*Items*
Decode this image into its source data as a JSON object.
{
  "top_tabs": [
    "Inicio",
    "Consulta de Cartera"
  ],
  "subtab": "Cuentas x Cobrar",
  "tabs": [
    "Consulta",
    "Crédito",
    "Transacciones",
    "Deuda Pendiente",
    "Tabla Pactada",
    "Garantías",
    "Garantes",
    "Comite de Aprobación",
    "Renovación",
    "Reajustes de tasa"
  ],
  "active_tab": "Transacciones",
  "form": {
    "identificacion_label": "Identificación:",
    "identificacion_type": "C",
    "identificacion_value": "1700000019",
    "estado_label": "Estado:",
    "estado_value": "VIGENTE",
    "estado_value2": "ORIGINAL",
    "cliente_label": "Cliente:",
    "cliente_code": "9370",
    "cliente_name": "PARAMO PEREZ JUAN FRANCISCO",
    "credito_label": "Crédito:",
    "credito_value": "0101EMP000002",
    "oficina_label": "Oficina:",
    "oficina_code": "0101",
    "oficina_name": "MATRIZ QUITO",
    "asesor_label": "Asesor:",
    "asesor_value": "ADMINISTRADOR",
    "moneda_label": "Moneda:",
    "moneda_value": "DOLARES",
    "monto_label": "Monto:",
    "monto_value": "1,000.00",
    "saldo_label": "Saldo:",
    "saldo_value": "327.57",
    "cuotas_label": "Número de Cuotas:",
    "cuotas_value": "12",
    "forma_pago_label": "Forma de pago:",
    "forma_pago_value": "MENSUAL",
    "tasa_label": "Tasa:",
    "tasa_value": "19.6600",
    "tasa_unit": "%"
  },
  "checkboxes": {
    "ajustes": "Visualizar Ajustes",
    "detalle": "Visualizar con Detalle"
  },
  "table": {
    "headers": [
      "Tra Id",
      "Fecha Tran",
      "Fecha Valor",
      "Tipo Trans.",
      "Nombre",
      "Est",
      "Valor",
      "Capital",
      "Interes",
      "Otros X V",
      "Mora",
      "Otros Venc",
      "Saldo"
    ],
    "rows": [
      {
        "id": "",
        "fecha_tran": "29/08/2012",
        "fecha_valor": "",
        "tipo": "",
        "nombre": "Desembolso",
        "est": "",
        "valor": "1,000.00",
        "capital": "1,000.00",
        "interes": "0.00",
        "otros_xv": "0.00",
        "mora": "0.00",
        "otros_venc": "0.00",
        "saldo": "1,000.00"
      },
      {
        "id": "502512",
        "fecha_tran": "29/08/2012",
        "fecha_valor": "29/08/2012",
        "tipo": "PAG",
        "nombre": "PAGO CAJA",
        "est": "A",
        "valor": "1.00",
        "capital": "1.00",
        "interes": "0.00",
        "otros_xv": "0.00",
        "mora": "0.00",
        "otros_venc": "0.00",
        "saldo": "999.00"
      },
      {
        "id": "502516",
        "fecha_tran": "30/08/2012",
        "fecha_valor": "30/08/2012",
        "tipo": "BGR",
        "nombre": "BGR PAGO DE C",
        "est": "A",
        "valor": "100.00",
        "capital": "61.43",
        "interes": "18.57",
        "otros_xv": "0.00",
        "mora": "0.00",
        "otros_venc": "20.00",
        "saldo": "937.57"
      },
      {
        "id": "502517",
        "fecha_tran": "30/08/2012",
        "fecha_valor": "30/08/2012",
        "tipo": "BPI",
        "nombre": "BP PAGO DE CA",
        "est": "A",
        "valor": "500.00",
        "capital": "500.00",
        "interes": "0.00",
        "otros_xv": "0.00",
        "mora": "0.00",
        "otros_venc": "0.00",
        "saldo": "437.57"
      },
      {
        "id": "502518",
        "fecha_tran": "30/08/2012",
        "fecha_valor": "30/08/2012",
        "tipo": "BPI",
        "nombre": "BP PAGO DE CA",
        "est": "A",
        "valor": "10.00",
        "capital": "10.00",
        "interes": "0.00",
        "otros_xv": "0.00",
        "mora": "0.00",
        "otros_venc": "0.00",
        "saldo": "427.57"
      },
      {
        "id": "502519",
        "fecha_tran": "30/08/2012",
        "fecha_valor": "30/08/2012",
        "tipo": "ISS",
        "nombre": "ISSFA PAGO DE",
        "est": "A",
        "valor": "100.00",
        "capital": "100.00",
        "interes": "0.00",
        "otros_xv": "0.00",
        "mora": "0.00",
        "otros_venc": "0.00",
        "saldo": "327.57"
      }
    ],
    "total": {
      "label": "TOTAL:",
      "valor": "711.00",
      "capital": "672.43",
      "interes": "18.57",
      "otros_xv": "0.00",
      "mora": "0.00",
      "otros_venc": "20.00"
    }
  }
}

*What to work on*
Retype the listing. Match it exactly.

*Result*
Decode this image into its source data as a JSON object.
{
  "top_tabs": [
    "Inicio",
    "Consulta de Cartera"
  ],
  "subtab": "Cuentas x Cobrar",
  "tabs": [
    "Consulta",
    "Crédito",
    "Transacciones",
    "Deuda Pendiente",
    "Tabla Pactada",
    "Garantías",
    "Garantes",
    "Comite de Aprobación",
    "Renovación",
    "Reajustes de tasa"
  ],
  "active_tab": "Transacciones",
  "form": {
    "identificacion_label": "Identificación:",
    "identificacion_type": "C",
    "identificacion_value": "1700000019",
    "estado_label": "Estado:",
    "estado_value": "VIGENTE",
    "estado_value2": "ORIGINAL",
    "cliente_label": "Cliente:",
    "cliente_code": "9370",
    "cliente_name": "PARAMO PEREZ JUAN FRANCISCO",
    "credito_label": "Crédito:",
    "credito_value": "0101EMP000002",
    "oficina_label": "Oficina:",
    "oficina_code": "0101",
    "oficina_name": "MATRIZ QUITO",
    "asesor_label": "Asesor:",
    "asesor_value": "ADMINISTRADOR",
    "moneda_label": "Moneda:",
    "moneda_value": "DOLARES",
    "monto_label": "Monto:",
    "monto_value": "1,000.00",
    "saldo_label": "Saldo:",
    "saldo_value": "327.57",
    "cuotas_label": "Número de Cuotas:",
    "cuotas_value": "12",
    "forma_pago_label": "Forma de pago:",
    "forma_pago_value": "MENSUAL",
    "tasa_label": "Tasa:",
    "tasa_value": "19.6600",
    "tasa_unit": "%"
  },
  "checkboxes": {
    "ajustes": "Visualizar Ajustes",
    "detalle": "Visualizar con Detalle"
  },
  "table": {
    "headers": [
      "Tra Id",
      "Fecha Tran",
      "Fecha Valor",
      "Tipo Trans.",
      "Nombre",
      "Est",
      "Valor",
      "Capital",
      "Interes",
      "Otros X V",
      "Mora",
      "Otros Venc",
      "Saldo"
    ],
    "rows": [
      {
        "id": "",
        "fecha_tran": "29/08/2012",
        "fecha_valor": "",
        "tipo": "",
        "nombre": "Desembolso",
        "est": "",
        "valor": "1,000.00",
        "capital": "1,000.00",
        "interes": "0.00",
        "otros_xv": "0.00",
        "mora": "0.00",
        "otros_venc": "0.00",
        "saldo": "1,000.00"
      },
      {
        "id": "502512",
        "fecha_tran": "29/08/2012",
        "fecha_valor": "29/08/2012",
        "tipo": "PAG",
        "nombre": "PAGO CAJA",
        "est": "A",
        "valor": "1.00",
        "capital": "1.00",
        "interes": "0.00",
        "otros_xv": "0.00",
        "mora": "0.00",
        "otros_venc": "0.00",
        "saldo": "999.00"
      },
      {
        "id": "502516",
        "fecha_tran": "30/08/2012",
        "fecha_valor": "30/08/2012",
        "tipo": "BGR",
        "nombre": "BGR PAGO DE C",
        "est": "A",
        "valor": "100.00",
        "capital": "61.43",
        "interes": "18.57",
        "otros_xv": "0.00",
        "mora": "0.00",
        "otros_venc": "20.00",
        "saldo": "937.57"
      },
      {
        "id": "502517",
        "fecha_tran": "30/08/2012",
        "fecha_valor": "30/08/2012",
        "tipo": "BPI",
        "nombre": "BP PAGO DE CA",
        "est": "A",
        "valor": "500.00",
        "capital": "500.00",
        "interes": "0.00",
        "otros_xv": "0.00",
        "mora": "0.00",
        "otros_venc": "0.00",
        "saldo": "437.57"
      },
      {
        "id": "502518",
        "fecha_tran": "30/08/2012",
        "fecha_valor": "30/08/2012",
        "tipo": "BPI",
        "nombre": "BP PAGO DE CA",
        "est": "A",
        "valor": "10.00",
        "capital": "10.00",
        "interes": "0.00",
        "otros_xv": "0.00",
        "mora": "0.00",
        "otros_venc": "0.00",
        "saldo": "427.57"
      },
      {
        "id": "502519",
        "fecha_tran": "30/08/2012",
        "fecha_valor": "30/08/2012",
        "tipo": "ISS",
        "nombre": "ISSFA PAGO DE",
        "est": "A",
        "valor": "100.00",
        "capital": "100.00",
        "interes": "0.00",
        "otros_xv": "0.00",
        "mora": "0.00",
        "otros_venc": "0.00",
        "saldo": "327.57"
      }
    ],
    "total": {
      "label": "TOTAL:",
      "valor": "711.00",
      "capital": "672.43",
      "interes": "18.57",
      "otros_xv": "0.00",
      "mora": "0.00",
      "otros_venc": "20.00"
    }
  }
}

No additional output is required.